Goal of the exercise:
Using the records provided below, locate and copy each line that contains the word "candidates".

Stored records:
★ ★ ★ ★ ★

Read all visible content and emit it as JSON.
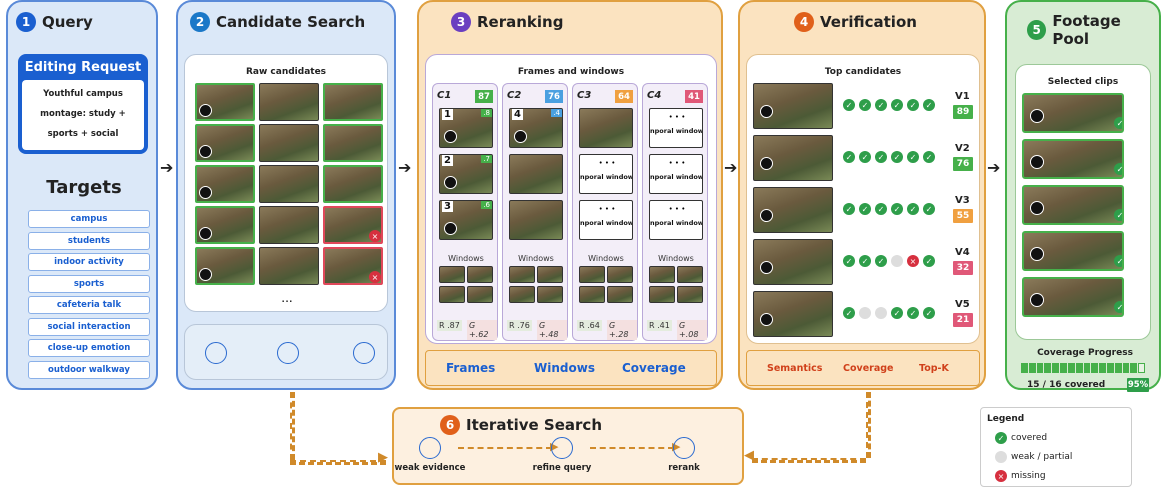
{
  "query": {
    "num": "1",
    "title": "Query",
    "editing_request_title": "Editing Request",
    "request_text": "Youthful campus montage: study + sports + social",
    "targets_title": "Targets",
    "targets": [
      "campus",
      "students",
      "indoor activity",
      "sports",
      "cafeteria talk",
      "social interaction",
      "close-up emotion",
      "outdoor walkway"
    ]
  },
  "candidate_search": {
    "num": "2",
    "title": "Candidate Search",
    "raw_title": "Raw candidates",
    "ellipsis": "..."
  },
  "reranking": {
    "num": "3",
    "title": "Reranking",
    "frames_title": "Frames and windows",
    "columns": [
      {
        "label": "C1",
        "score": "87",
        "color": "#46b04a",
        "frame_scores": [
          ".8",
          ".7",
          ".6"
        ],
        "frame_nums": [
          "1",
          "2",
          "3"
        ],
        "r": "R .87",
        "g": "G +.62"
      },
      {
        "label": "C2",
        "score": "76",
        "color": "#4aa0e0",
        "frame_scores": [
          ".4"
        ],
        "frame_nums": [
          "4"
        ],
        "r": "R .76",
        "g": "G +.48"
      },
      {
        "label": "C3",
        "score": "64",
        "color": "#f0a040",
        "frame_scores": [],
        "frame_nums": [],
        "r": "R .64",
        "g": "G +.28"
      },
      {
        "label": "C4",
        "score": "41",
        "color": "#e05878",
        "frame_scores": [],
        "frame_nums": [],
        "r": "R .41",
        "g": "G +.08"
      }
    ],
    "window_text": "nporal window",
    "windows_label": "Windows",
    "dots": "• • •",
    "bottom_labels": [
      "Frames",
      "Windows",
      "Coverage"
    ]
  },
  "verification": {
    "num": "4",
    "title": "Verification",
    "top_title": "Top candidates",
    "rows": [
      {
        "label": "V1",
        "score": "89",
        "color": "#46b04a",
        "checks": [
          "c",
          "c",
          "c",
          "c",
          "c",
          "c"
        ]
      },
      {
        "label": "V2",
        "score": "76",
        "color": "#46b04a",
        "checks": [
          "c",
          "c",
          "c",
          "c",
          "c",
          "c"
        ]
      },
      {
        "label": "V3",
        "score": "55",
        "color": "#f0a040",
        "checks": [
          "c",
          "c",
          "c",
          "c",
          "c",
          "c"
        ]
      },
      {
        "label": "V4",
        "score": "32",
        "color": "#e05878",
        "checks": [
          "c",
          "c",
          "c",
          "w",
          "m",
          "c"
        ]
      },
      {
        "label": "V5",
        "score": "21",
        "color": "#e05878",
        "checks": [
          "c",
          "w",
          "w",
          "c",
          "c",
          "c"
        ]
      }
    ],
    "bottom_labels": [
      "Semantics",
      "Coverage",
      "Top-K"
    ]
  },
  "footage_pool": {
    "num": "5",
    "title": "Footage Pool",
    "selected_title": "Selected clips",
    "coverage_title": "Coverage Progress",
    "covered_text": "15 / 16 covered",
    "percent": "95%",
    "progress_fraction": 0.9375
  },
  "iterative": {
    "num": "6",
    "title": "Iterative Search",
    "steps": [
      "weak evidence",
      "refine query",
      "rerank"
    ]
  },
  "legend": {
    "title": "Legend",
    "items": [
      "covered",
      "weak / partial",
      "missing"
    ]
  },
  "colors": {
    "blue": "#2a6ad0",
    "purple": "#6a3fc0",
    "orange": "#e0601a",
    "green": "#2e9e4a",
    "red": "#d6303f"
  }
}
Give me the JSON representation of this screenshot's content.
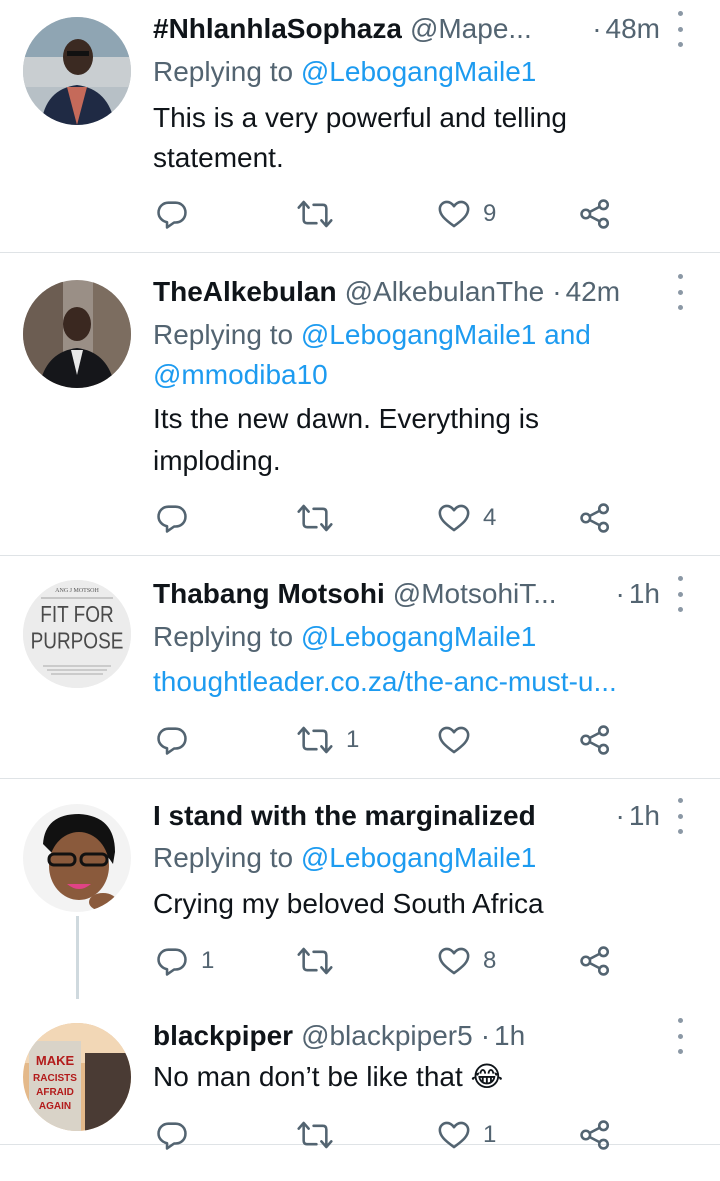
{
  "tweets": [
    {
      "name": "#NhlanhlaSophaza",
      "handle": "@Mape...",
      "separator": "·",
      "time": "48m",
      "reply_prefix": "Replying to",
      "reply_users": "@LebogangMaile1",
      "body_lines": [
        "This is a very powerful and telling",
        "statement."
      ],
      "counts": {
        "reply": "",
        "retweet": "",
        "like": "9"
      }
    },
    {
      "name": "TheAlkebulan",
      "handle": "@AlkebulanThe",
      "separator": "·",
      "time": "42m",
      "reply_prefix": "Replying to",
      "reply_users": "@LebogangMaile1",
      "reply_and": "and",
      "reply_users_2": "@mmodiba10",
      "body_lines": [
        "Its the new dawn. Everything is",
        "imploding."
      ],
      "counts": {
        "reply": "",
        "retweet": "",
        "like": "4"
      }
    },
    {
      "name": "Thabang Motsohi",
      "handle": "@MotsohiT...",
      "separator": "·",
      "time": "1h",
      "reply_prefix": "Replying to",
      "reply_users": "@LebogangMaile1",
      "link": "thoughtleader.co.za/the-anc-must-u...",
      "avatar_text": {
        "top": "ANG J MOTSOH",
        "line1": "FIT FOR",
        "line2": "PURPOSE"
      },
      "counts": {
        "reply": "",
        "retweet": "1",
        "like": ""
      }
    },
    {
      "name": "I stand with the marginalized",
      "separator": "·",
      "time": "1h",
      "reply_prefix": "Replying to",
      "reply_users": "@LebogangMaile1",
      "body_lines": [
        "Crying my beloved South Africa"
      ],
      "counts": {
        "reply": "1",
        "retweet": "",
        "like": "8"
      }
    },
    {
      "name": "blackpiper",
      "handle": "@blackpiper5",
      "separator": "·",
      "time": "1h",
      "body_lines": [
        "No man don’t be like that 😂"
      ],
      "avatar_text": {
        "line1": "MAKE",
        "line2": "RACISTS",
        "line3": "AFRAID",
        "line4": "AGAIN"
      },
      "counts": {
        "reply": "",
        "retweet": "",
        "like": "1"
      }
    }
  ],
  "icons": {
    "reply": "reply-icon",
    "retweet": "retweet-icon",
    "like": "heart-icon",
    "share": "share-icon",
    "more": "more-options-icon"
  },
  "colors": {
    "text": "#0f1419",
    "secondary": "#536471",
    "link": "#1d9bf0",
    "divider": "#dfe3e6"
  }
}
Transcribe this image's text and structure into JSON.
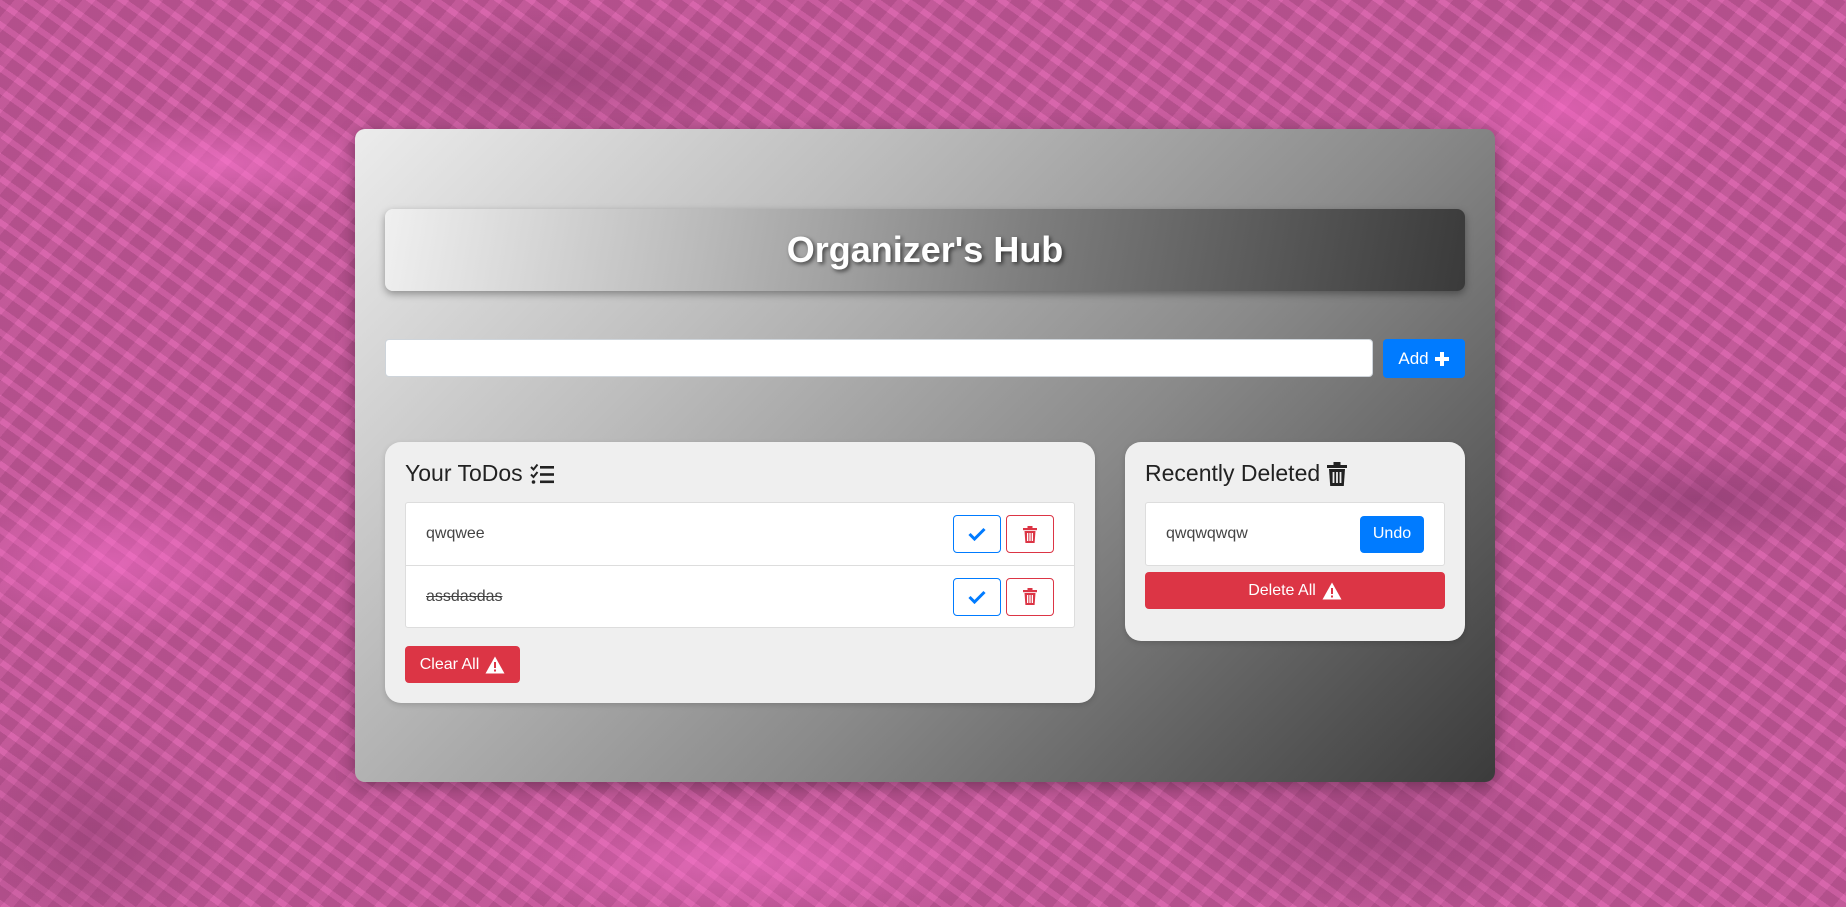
{
  "header": {
    "title": "Organizer's Hub"
  },
  "input": {
    "value": "",
    "placeholder": ""
  },
  "add_button": {
    "label": "Add",
    "icon": "plus-icon"
  },
  "todos": {
    "title": "Your ToDos",
    "title_icon": "checklist-icon",
    "items": [
      {
        "text": "qwqwee",
        "completed": false
      },
      {
        "text": "assdasdas",
        "completed": true
      }
    ],
    "clear_all_label": "Clear All",
    "clear_all_icon": "warning-icon"
  },
  "recently_deleted": {
    "title": "Recently Deleted",
    "title_icon": "trash-icon",
    "items": [
      {
        "text": "qwqwqwqw",
        "undo_label": "Undo"
      }
    ],
    "delete_all_label": "Delete All",
    "delete_all_icon": "warning-icon"
  },
  "colors": {
    "primary": "#007bff",
    "danger": "#dc3545",
    "background": "#c85a9a"
  }
}
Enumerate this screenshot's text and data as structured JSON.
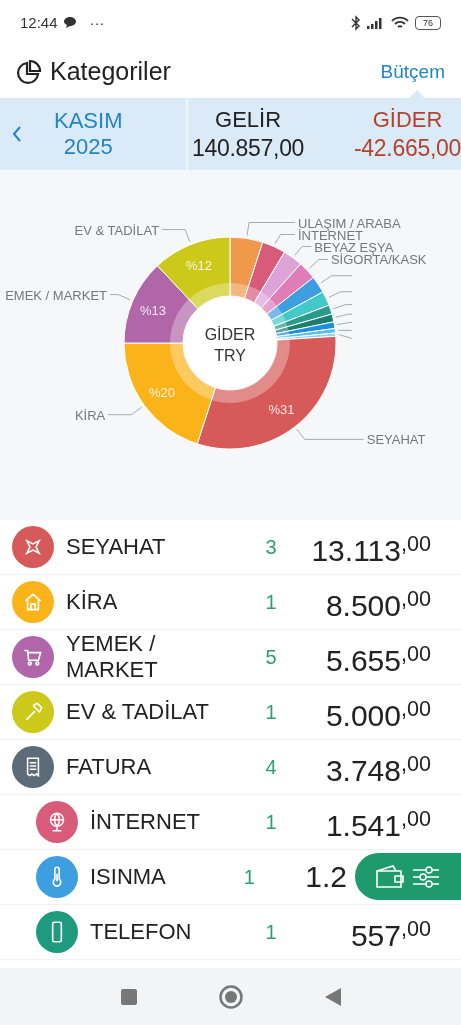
{
  "status_bar": {
    "time": "12:44",
    "dots": "···",
    "battery": "76"
  },
  "header": {
    "title": "Kategoriler",
    "link": "Bütçem"
  },
  "period": {
    "month": "KASIM",
    "year": "2025"
  },
  "totals": [
    {
      "label": "GELİR",
      "amount": "140.857,00",
      "kind": "income"
    },
    {
      "label": "GİDER",
      "amount": "-42.665,00",
      "kind": "expense"
    }
  ],
  "chart": {
    "center_label": [
      "GİDER",
      "TRY"
    ],
    "chart_data": {
      "type": "donut",
      "categories": [
        "ULAŞIM / ARABA",
        "İNTERNET",
        "BEYAZ EŞYA",
        "SİGORTA/KASK",
        null,
        null,
        null,
        null,
        null,
        null,
        null,
        "SEYAHAT",
        "KİRA",
        "EMEK / MARKET",
        "EV & TADİLAT"
      ],
      "values": [
        5,
        3.6,
        3,
        2.8,
        2.6,
        2.2,
        1.4,
        1.2,
        1.0,
        0.7,
        0.5,
        31,
        20,
        13,
        12
      ],
      "colors": [
        "#f0994a",
        "#d95b7a",
        "#dca3d6",
        "#e07db8",
        "#3d9ee0",
        "#44c9c9",
        "#2a9a8a",
        "#1a7f70",
        "#1e8fd8",
        "#5bc0eb",
        "#8fd3f0",
        "#d65a5a",
        "#fbb31a",
        "#b066a8",
        "#cdc91a"
      ],
      "value_labels": [
        null,
        null,
        null,
        null,
        null,
        null,
        null,
        null,
        null,
        null,
        null,
        "%31",
        "%20",
        "%13",
        "%12"
      ]
    }
  },
  "categories": [
    {
      "name": "SEYAHAT",
      "count": "3",
      "amount": "13.113$^{,00}$",
      "color": "#d65a5a"
    },
    {
      "name": "KİRA",
      "count": "1",
      "amount": "8.500$^{,00}$",
      "color": "#fbb31a"
    },
    {
      "name": "YEMEK / MARKET",
      "count": "5",
      "amount": "5.655$^{,00}$",
      "color": "#b066a8"
    },
    {
      "name": "EV & TADİLAT",
      "count": "1",
      "amount": "5.000$^{,00}$",
      "color": "#cdc91a"
    },
    {
      "name": "FATURA",
      "count": "4",
      "amount": "3.748$^{,00}$",
      "color": "#5c6b77",
      "children": [
        {
          "name": "İNTERNET",
          "count": "1",
          "amount": "1.541$^{,00}$",
          "color": "#d95b7a"
        },
        {
          "name": "ISINMA",
          "count": "1",
          "amount": "1.2",
          "color": "#3d9ee0",
          "overlaid": true
        },
        {
          "name": "TELEFON",
          "count": "1",
          "amount": "557$^{,00}$",
          "color": "#1f9a7e"
        }
      ]
    }
  ]
}
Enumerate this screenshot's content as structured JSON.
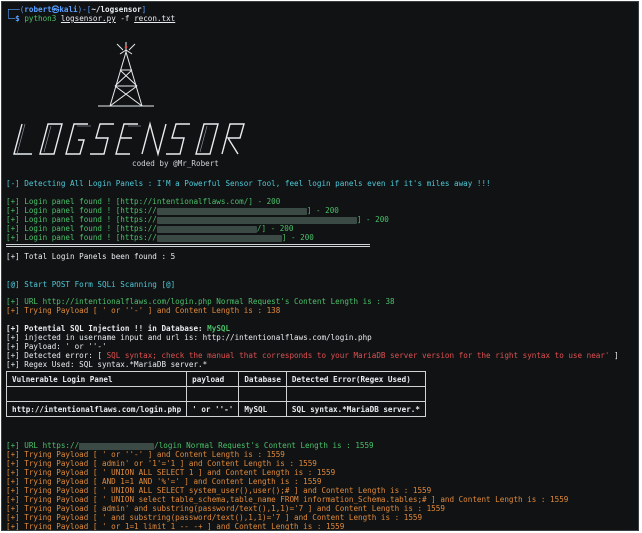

★ ★ ★ ★ ★

Exercise answer:
    "raw_title": "Raw candidates",
    "top_title": "Top candidates",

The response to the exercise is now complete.